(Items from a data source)
## Begin
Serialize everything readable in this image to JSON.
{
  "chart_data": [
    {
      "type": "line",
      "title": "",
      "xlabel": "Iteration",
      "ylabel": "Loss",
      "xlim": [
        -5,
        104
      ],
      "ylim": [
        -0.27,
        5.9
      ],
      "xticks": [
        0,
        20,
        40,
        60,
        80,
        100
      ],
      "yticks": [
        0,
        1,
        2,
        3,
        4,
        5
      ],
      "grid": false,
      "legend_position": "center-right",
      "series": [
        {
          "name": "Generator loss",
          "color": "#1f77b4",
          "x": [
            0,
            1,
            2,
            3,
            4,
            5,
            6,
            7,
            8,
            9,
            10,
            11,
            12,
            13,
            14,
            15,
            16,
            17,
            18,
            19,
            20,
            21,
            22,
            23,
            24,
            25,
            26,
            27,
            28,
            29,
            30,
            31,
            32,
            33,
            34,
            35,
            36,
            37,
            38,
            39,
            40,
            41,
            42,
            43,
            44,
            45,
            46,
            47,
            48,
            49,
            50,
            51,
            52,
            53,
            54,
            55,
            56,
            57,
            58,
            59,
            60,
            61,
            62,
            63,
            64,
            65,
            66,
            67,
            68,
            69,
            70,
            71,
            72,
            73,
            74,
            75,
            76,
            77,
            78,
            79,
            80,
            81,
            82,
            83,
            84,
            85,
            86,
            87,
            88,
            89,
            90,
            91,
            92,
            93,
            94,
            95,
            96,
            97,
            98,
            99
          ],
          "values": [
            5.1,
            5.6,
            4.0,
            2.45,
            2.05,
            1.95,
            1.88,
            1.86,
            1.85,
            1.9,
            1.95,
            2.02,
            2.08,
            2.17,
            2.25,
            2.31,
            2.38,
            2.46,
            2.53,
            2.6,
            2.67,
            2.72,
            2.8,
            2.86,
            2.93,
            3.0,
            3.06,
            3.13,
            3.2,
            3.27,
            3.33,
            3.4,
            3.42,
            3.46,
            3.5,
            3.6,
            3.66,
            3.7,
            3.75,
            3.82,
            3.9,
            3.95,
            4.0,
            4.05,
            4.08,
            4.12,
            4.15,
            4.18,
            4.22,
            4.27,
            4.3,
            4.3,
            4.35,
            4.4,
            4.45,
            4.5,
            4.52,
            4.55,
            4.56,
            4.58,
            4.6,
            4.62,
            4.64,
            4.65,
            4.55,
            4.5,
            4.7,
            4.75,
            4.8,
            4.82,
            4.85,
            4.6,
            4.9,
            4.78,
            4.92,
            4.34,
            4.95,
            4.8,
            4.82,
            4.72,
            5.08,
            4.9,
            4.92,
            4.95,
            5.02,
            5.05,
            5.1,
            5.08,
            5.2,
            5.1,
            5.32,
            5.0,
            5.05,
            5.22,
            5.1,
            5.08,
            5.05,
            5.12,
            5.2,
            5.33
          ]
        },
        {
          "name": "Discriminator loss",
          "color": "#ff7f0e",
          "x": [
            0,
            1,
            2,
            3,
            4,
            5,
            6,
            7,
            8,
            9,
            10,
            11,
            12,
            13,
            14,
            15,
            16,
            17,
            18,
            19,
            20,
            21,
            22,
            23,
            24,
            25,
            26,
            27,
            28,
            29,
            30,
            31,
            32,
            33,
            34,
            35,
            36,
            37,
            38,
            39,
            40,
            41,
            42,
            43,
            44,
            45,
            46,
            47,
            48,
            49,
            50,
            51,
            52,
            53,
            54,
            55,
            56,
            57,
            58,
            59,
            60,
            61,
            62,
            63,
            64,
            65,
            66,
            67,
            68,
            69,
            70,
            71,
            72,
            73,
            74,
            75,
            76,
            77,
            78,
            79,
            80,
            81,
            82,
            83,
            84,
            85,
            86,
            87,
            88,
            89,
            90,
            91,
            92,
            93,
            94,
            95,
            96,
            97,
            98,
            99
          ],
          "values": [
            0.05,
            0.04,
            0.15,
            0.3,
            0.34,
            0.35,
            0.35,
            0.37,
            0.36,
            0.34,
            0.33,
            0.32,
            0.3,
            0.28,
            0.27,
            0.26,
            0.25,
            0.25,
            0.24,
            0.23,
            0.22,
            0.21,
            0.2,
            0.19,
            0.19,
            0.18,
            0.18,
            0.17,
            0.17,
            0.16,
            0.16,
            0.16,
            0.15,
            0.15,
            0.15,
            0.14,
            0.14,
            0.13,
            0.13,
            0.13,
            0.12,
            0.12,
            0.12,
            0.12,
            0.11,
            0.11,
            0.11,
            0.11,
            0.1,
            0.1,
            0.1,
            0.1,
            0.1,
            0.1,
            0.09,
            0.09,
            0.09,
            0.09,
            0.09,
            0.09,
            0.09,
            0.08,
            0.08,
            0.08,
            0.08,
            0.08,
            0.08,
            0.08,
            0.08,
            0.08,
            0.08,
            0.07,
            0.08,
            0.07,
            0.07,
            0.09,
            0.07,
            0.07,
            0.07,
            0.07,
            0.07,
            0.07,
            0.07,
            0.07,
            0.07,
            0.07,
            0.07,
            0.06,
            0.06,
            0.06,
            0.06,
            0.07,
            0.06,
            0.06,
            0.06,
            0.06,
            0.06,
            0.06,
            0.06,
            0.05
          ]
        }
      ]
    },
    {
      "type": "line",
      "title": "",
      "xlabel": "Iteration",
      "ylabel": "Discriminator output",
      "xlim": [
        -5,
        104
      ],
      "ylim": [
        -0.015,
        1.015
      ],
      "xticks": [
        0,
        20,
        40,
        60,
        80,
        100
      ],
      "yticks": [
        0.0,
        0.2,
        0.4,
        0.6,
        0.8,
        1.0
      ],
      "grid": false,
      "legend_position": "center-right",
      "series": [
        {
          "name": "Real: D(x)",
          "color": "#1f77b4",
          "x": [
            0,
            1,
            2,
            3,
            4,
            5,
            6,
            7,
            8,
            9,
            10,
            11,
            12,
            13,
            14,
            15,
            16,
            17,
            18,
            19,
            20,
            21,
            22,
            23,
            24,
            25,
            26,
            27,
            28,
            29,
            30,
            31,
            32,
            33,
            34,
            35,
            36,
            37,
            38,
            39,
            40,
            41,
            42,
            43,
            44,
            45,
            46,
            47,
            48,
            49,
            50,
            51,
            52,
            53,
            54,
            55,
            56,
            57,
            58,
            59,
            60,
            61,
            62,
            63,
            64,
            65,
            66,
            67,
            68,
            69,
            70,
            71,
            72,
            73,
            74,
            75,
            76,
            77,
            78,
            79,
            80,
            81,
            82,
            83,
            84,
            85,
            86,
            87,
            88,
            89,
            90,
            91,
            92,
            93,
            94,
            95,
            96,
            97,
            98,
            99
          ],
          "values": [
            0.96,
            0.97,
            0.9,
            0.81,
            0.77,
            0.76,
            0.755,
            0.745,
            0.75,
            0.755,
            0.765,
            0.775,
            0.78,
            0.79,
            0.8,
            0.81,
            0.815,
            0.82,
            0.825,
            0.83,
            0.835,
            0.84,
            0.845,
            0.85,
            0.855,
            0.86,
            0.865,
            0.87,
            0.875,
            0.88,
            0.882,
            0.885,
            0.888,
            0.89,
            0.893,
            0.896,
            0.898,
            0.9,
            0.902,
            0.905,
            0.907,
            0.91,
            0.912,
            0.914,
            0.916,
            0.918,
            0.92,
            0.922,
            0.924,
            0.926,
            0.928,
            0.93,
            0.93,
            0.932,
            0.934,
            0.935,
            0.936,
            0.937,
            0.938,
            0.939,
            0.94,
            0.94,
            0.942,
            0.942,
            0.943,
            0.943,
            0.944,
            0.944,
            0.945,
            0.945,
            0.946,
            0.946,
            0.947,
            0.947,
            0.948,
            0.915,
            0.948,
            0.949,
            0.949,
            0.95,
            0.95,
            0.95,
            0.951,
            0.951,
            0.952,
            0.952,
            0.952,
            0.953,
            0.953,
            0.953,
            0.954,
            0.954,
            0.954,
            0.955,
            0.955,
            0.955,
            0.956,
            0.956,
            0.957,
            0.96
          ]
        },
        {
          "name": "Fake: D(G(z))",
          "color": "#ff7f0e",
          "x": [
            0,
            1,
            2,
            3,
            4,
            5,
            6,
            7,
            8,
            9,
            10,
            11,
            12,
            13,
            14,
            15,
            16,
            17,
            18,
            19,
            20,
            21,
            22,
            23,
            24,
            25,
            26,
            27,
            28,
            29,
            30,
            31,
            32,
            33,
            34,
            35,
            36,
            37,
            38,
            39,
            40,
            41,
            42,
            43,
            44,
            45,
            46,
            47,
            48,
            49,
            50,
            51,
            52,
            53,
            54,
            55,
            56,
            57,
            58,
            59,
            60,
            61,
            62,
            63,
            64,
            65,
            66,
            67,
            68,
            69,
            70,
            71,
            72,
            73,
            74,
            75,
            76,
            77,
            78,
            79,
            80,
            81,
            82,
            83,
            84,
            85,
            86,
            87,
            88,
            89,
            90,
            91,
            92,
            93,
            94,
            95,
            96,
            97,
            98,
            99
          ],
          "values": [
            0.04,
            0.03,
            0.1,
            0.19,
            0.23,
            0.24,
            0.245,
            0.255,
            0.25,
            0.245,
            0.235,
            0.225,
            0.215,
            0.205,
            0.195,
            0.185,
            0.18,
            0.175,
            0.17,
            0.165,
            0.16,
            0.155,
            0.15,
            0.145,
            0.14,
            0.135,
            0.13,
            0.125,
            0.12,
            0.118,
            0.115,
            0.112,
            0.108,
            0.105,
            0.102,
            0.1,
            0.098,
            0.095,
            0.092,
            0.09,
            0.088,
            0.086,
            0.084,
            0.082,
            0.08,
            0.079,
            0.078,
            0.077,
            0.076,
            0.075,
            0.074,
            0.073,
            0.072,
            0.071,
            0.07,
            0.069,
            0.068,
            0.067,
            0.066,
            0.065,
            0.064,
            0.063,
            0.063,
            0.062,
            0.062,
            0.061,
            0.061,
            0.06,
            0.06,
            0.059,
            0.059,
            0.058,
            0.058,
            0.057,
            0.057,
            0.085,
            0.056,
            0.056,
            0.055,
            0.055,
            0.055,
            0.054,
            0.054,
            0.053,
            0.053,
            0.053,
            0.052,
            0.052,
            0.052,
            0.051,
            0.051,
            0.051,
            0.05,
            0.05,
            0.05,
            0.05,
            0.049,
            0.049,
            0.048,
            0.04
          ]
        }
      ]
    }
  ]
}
## End
**WRITTEN INSTRUCTION**:
Locate the word "ylabel" in the records above, and return each line that has it.

**RIGHT ANSWER**:
      "ylabel": "Loss",
      "ylabel": "Discriminator output",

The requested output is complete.